(Collected data entries)
########
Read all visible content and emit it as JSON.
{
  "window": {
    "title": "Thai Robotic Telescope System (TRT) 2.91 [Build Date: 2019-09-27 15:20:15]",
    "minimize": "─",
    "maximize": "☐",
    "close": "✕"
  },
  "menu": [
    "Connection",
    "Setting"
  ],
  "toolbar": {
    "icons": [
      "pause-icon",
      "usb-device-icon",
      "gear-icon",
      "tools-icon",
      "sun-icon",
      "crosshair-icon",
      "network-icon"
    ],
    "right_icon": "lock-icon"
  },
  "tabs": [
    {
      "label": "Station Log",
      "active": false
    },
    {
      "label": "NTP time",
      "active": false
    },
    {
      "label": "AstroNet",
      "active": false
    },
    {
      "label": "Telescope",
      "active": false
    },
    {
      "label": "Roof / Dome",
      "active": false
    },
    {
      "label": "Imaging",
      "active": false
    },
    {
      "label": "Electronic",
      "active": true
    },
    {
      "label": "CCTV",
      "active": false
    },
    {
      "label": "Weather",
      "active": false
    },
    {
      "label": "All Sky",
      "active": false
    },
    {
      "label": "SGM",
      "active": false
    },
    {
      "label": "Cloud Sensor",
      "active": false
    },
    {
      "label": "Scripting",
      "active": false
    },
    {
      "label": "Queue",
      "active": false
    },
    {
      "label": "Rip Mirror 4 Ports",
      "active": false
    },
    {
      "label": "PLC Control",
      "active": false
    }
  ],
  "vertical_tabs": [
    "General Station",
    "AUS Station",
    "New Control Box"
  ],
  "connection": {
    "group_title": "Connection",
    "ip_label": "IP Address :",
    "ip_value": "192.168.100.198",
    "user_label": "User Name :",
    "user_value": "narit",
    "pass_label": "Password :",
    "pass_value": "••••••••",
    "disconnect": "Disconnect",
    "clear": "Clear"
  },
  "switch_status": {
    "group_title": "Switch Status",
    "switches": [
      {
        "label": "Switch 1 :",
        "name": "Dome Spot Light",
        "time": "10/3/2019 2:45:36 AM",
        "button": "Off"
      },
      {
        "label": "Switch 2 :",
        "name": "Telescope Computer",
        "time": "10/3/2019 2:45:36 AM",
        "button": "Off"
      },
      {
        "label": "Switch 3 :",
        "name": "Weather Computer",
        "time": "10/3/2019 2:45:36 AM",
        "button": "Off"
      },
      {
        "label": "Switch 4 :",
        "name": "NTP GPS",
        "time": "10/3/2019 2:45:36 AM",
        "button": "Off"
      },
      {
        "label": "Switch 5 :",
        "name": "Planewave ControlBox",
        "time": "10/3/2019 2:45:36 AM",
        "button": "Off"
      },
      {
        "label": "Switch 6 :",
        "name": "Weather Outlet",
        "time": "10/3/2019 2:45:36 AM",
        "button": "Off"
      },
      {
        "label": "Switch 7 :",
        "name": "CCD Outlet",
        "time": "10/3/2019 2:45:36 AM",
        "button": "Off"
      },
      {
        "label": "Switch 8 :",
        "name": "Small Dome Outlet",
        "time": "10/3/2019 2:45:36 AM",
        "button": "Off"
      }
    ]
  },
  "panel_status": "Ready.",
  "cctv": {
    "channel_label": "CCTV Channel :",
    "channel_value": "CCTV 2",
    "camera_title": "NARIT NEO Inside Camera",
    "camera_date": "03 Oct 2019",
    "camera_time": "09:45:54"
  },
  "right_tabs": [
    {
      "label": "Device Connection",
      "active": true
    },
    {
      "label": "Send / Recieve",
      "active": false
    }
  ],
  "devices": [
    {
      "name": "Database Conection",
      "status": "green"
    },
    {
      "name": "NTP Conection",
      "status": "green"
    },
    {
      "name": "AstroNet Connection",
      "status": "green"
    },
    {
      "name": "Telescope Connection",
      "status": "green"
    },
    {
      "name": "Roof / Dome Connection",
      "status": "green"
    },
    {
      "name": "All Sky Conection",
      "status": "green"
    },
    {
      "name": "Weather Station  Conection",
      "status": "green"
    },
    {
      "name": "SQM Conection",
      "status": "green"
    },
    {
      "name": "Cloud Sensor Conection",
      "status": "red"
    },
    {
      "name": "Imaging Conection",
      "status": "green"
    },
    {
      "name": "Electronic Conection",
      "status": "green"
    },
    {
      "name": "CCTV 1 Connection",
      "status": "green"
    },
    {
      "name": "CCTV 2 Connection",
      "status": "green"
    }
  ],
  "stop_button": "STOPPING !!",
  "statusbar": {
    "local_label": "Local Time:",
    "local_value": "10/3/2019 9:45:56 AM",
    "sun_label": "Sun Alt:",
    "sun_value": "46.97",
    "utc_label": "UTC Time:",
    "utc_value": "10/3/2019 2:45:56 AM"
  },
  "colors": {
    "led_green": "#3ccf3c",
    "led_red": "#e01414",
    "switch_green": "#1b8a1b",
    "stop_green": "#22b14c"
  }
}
########
_Your instructions_.
Retype the whole listing, matching it exactly.

_The result_.
Read all visible content and emit it as JSON.
{
  "window": {
    "title": "Thai Robotic Telescope System (TRT) 2.91 [Build Date: 2019-09-27 15:20:15]",
    "minimize": "─",
    "maximize": "☐",
    "close": "✕"
  },
  "menu": [
    "Connection",
    "Setting"
  ],
  "toolbar": {
    "icons": [
      "pause-icon",
      "usb-device-icon",
      "gear-icon",
      "tools-icon",
      "sun-icon",
      "crosshair-icon",
      "network-icon"
    ],
    "right_icon": "lock-icon"
  },
  "tabs": [
    {
      "label": "Station Log",
      "active": false
    },
    {
      "label": "NTP time",
      "active": false
    },
    {
      "label": "AstroNet",
      "active": false
    },
    {
      "label": "Telescope",
      "active": false
    },
    {
      "label": "Roof / Dome",
      "active": false
    },
    {
      "label": "Imaging",
      "active": false
    },
    {
      "label": "Electronic",
      "active": true
    },
    {
      "label": "CCTV",
      "active": false
    },
    {
      "label": "Weather",
      "active": false
    },
    {
      "label": "All Sky",
      "active": false
    },
    {
      "label": "SGM",
      "active": false
    },
    {
      "label": "Cloud Sensor",
      "active": false
    },
    {
      "label": "Scripting",
      "active": false
    },
    {
      "label": "Queue",
      "active": false
    },
    {
      "label": "Rip Mirror 4 Ports",
      "active": false
    },
    {
      "label": "PLC Control",
      "active": false
    }
  ],
  "vertical_tabs": [
    "General Station",
    "AUS Station",
    "New Control Box"
  ],
  "connection": {
    "group_title": "Connection",
    "ip_label": "IP Address :",
    "ip_value": "192.168.100.198",
    "user_label": "User Name :",
    "user_value": "narit",
    "pass_label": "Password :",
    "pass_value": "••••••••",
    "disconnect": "Disconnect",
    "clear": "Clear"
  },
  "switch_status": {
    "group_title": "Switch Status",
    "switches": [
      {
        "label": "Switch 1 :",
        "name": "Dome Spot Light",
        "time": "10/3/2019 2:45:36 AM",
        "button": "Off"
      },
      {
        "label": "Switch 2 :",
        "name": "Telescope Computer",
        "time": "10/3/2019 2:45:36 AM",
        "button": "Off"
      },
      {
        "label": "Switch 3 :",
        "name": "Weather Computer",
        "time": "10/3/2019 2:45:36 AM",
        "button": "Off"
      },
      {
        "label": "Switch 4 :",
        "name": "NTP GPS",
        "time": "10/3/2019 2:45:36 AM",
        "button": "Off"
      },
      {
        "label": "Switch 5 :",
        "name": "Planewave ControlBox",
        "time": "10/3/2019 2:45:36 AM",
        "button": "Off"
      },
      {
        "label": "Switch 6 :",
        "name": "Weather Outlet",
        "time": "10/3/2019 2:45:36 AM",
        "button": "Off"
      },
      {
        "label": "Switch 7 :",
        "name": "CCD Outlet",
        "time": "10/3/2019 2:45:36 AM",
        "button": "Off"
      },
      {
        "label": "Switch 8 :",
        "name": "Small Dome Outlet",
        "time": "10/3/2019 2:45:36 AM",
        "button": "Off"
      }
    ]
  },
  "panel_status": "Ready.",
  "cctv": {
    "channel_label": "CCTV Channel :",
    "channel_value": "CCTV 2",
    "camera_title": "NARIT NEO Inside Camera",
    "camera_date": "03 Oct 2019",
    "camera_time": "09:45:54"
  },
  "right_tabs": [
    {
      "label": "Device Connection",
      "active": true
    },
    {
      "label": "Send / Recieve",
      "active": false
    }
  ],
  "devices": [
    {
      "name": "Database Conection",
      "status": "green"
    },
    {
      "name": "NTP Conection",
      "status": "green"
    },
    {
      "name": "AstroNet Connection",
      "status": "green"
    },
    {
      "name": "Telescope Connection",
      "status": "green"
    },
    {
      "name": "Roof / Dome Connection",
      "status": "green"
    },
    {
      "name": "All Sky Conection",
      "status": "green"
    },
    {
      "name": "Weather Station  Conection",
      "status": "green"
    },
    {
      "name": "SQM Conection",
      "status": "green"
    },
    {
      "name": "Cloud Sensor Conection",
      "status": "red"
    },
    {
      "name": "Imaging Conection",
      "status": "green"
    },
    {
      "name": "Electronic Conection",
      "status": "green"
    },
    {
      "name": "CCTV 1 Connection",
      "status": "green"
    },
    {
      "name": "CCTV 2 Connection",
      "status": "green"
    }
  ],
  "stop_button": "STOPPING !!",
  "statusbar": {
    "local_label": "Local Time:",
    "local_value": "10/3/2019 9:45:56 AM",
    "sun_label": "Sun Alt:",
    "sun_value": "46.97",
    "utc_label": "UTC Time:",
    "utc_value": "10/3/2019 2:45:56 AM"
  },
  "colors": {
    "led_green": "#3ccf3c",
    "led_red": "#e01414",
    "switch_green": "#1b8a1b",
    "stop_green": "#22b14c"
  }
}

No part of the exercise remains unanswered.